Lines from the material below that hold the string "fede" are what is needed; copy each of them.

-------- RECORDS SUPPLIED --------

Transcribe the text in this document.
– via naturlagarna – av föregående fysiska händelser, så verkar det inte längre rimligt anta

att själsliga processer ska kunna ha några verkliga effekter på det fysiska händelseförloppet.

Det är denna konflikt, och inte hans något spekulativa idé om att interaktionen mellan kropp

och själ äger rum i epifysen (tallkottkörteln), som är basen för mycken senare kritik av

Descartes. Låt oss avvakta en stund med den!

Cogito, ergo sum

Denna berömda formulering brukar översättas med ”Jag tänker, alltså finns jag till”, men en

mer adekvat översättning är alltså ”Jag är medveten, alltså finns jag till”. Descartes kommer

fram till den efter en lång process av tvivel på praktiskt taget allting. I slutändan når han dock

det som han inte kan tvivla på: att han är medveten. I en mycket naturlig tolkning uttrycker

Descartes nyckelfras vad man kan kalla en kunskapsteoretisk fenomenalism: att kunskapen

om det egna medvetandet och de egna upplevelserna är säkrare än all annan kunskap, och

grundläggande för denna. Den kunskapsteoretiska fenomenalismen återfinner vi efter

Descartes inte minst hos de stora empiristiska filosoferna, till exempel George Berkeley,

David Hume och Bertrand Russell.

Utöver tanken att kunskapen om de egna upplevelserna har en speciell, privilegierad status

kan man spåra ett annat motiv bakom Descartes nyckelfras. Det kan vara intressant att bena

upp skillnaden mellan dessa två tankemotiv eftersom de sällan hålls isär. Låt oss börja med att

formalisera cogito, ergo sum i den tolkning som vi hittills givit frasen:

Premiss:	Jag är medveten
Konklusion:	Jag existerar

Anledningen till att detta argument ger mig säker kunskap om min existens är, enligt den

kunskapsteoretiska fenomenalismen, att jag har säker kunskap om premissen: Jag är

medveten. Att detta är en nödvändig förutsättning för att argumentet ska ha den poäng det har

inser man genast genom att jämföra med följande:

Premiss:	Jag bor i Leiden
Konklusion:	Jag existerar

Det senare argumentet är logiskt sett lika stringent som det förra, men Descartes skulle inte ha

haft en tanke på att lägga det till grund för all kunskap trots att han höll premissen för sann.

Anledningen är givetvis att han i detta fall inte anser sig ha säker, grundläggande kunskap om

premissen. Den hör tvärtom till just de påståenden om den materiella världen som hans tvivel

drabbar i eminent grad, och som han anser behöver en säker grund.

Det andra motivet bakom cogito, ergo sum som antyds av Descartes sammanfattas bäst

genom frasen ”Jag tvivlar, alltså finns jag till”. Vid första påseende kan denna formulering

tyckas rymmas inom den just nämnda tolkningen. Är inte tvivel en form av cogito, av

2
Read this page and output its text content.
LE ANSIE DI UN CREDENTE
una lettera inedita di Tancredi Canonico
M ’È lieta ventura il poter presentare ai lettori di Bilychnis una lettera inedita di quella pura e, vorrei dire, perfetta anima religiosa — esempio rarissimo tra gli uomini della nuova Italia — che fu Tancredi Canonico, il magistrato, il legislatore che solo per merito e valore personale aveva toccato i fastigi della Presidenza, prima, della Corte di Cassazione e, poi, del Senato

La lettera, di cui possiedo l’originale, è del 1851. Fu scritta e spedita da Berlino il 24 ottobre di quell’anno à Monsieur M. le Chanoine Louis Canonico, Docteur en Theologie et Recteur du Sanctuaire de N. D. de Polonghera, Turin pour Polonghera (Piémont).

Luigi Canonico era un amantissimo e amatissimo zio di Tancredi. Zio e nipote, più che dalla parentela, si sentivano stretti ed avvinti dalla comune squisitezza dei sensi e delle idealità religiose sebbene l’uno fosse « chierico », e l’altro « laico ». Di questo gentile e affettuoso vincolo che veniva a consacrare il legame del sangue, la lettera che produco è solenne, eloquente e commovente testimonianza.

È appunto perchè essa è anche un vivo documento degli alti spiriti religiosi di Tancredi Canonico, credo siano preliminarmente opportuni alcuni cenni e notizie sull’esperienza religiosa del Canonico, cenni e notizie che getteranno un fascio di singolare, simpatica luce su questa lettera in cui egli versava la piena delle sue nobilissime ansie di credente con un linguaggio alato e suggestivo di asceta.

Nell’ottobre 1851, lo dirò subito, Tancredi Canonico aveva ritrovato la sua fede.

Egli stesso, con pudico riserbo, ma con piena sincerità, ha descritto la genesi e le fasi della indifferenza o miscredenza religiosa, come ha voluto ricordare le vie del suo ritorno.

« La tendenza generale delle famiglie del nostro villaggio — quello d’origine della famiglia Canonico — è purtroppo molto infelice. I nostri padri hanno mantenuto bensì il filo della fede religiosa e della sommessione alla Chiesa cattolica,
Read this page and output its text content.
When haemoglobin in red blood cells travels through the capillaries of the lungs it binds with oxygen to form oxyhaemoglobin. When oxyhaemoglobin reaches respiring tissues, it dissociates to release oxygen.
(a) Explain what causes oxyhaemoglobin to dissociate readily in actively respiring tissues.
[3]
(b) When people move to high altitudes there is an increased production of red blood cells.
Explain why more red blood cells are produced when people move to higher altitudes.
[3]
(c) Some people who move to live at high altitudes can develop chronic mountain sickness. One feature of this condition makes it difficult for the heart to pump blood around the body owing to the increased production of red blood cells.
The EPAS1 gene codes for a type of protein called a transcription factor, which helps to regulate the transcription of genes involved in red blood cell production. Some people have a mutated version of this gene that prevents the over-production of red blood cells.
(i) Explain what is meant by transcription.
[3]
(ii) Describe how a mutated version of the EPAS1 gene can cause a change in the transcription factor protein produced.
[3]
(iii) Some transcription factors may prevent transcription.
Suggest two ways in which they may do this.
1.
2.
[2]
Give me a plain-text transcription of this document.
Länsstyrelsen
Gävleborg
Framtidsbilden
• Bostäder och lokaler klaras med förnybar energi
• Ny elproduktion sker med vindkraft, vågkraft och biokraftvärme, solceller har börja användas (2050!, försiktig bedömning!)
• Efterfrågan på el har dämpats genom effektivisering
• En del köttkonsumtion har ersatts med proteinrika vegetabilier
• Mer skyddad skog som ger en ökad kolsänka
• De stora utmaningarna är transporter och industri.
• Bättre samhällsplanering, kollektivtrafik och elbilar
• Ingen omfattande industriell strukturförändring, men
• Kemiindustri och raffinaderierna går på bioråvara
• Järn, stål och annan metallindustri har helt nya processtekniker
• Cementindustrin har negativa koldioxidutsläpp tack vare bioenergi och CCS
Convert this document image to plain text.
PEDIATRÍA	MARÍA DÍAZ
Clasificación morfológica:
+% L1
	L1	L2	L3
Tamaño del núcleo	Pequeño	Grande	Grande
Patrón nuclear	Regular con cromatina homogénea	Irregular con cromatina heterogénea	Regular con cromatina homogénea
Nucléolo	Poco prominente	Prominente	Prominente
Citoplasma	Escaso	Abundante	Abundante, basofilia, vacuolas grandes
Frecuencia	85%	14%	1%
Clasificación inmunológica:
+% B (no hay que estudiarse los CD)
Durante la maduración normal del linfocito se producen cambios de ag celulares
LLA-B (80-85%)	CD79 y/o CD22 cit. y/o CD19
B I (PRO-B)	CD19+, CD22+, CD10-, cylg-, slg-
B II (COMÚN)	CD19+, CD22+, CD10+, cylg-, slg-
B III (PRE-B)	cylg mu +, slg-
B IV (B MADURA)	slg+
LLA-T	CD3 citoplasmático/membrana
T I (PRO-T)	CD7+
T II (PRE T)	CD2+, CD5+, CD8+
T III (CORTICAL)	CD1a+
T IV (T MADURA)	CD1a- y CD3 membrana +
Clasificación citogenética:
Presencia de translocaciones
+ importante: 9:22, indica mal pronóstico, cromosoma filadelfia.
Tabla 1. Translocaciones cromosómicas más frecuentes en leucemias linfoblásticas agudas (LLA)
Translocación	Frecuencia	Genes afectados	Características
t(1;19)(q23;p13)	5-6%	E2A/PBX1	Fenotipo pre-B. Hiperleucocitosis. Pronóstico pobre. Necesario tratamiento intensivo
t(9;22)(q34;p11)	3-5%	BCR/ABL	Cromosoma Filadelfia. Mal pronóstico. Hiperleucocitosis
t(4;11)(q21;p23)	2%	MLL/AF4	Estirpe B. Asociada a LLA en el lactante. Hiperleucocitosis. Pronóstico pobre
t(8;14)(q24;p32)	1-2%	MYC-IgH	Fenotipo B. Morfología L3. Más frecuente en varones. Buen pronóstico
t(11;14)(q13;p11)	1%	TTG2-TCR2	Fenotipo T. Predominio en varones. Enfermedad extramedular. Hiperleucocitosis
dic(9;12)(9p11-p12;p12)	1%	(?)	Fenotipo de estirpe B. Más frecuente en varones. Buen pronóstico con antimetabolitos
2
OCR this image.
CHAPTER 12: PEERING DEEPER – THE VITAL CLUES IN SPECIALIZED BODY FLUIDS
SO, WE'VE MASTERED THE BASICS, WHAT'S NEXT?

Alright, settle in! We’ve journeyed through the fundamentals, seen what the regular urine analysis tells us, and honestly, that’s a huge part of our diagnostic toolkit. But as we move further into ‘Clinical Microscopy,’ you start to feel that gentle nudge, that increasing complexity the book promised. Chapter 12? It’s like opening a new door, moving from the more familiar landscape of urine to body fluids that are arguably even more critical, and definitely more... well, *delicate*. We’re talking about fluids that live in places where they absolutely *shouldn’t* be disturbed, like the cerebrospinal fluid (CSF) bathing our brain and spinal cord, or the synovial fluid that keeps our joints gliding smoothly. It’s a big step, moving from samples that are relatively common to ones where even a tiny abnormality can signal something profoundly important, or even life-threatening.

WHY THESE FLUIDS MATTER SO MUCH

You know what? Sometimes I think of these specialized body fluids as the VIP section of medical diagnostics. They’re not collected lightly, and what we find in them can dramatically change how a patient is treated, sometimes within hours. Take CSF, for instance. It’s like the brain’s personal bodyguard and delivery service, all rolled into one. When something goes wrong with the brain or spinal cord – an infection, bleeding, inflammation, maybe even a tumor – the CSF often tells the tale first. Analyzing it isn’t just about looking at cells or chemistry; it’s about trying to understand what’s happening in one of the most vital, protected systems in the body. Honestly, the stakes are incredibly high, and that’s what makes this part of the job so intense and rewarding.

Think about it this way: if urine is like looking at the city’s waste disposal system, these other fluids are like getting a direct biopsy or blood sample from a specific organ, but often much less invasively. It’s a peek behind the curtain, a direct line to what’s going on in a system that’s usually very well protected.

--------

- EXERCISE SOLUTION -
Nell’ottobre 1851, lo dirò subito, Tancredi Canonico aveva ritrovato la sua fede.
« La tendenza generale delle famiglie del nostro villaggio — quello d’origine della famiglia Canonico — è purtroppo molto infelice. I nostri padri hanno mantenuto bensì il filo della fede religiosa e della sommessione alla Chiesa cattolica,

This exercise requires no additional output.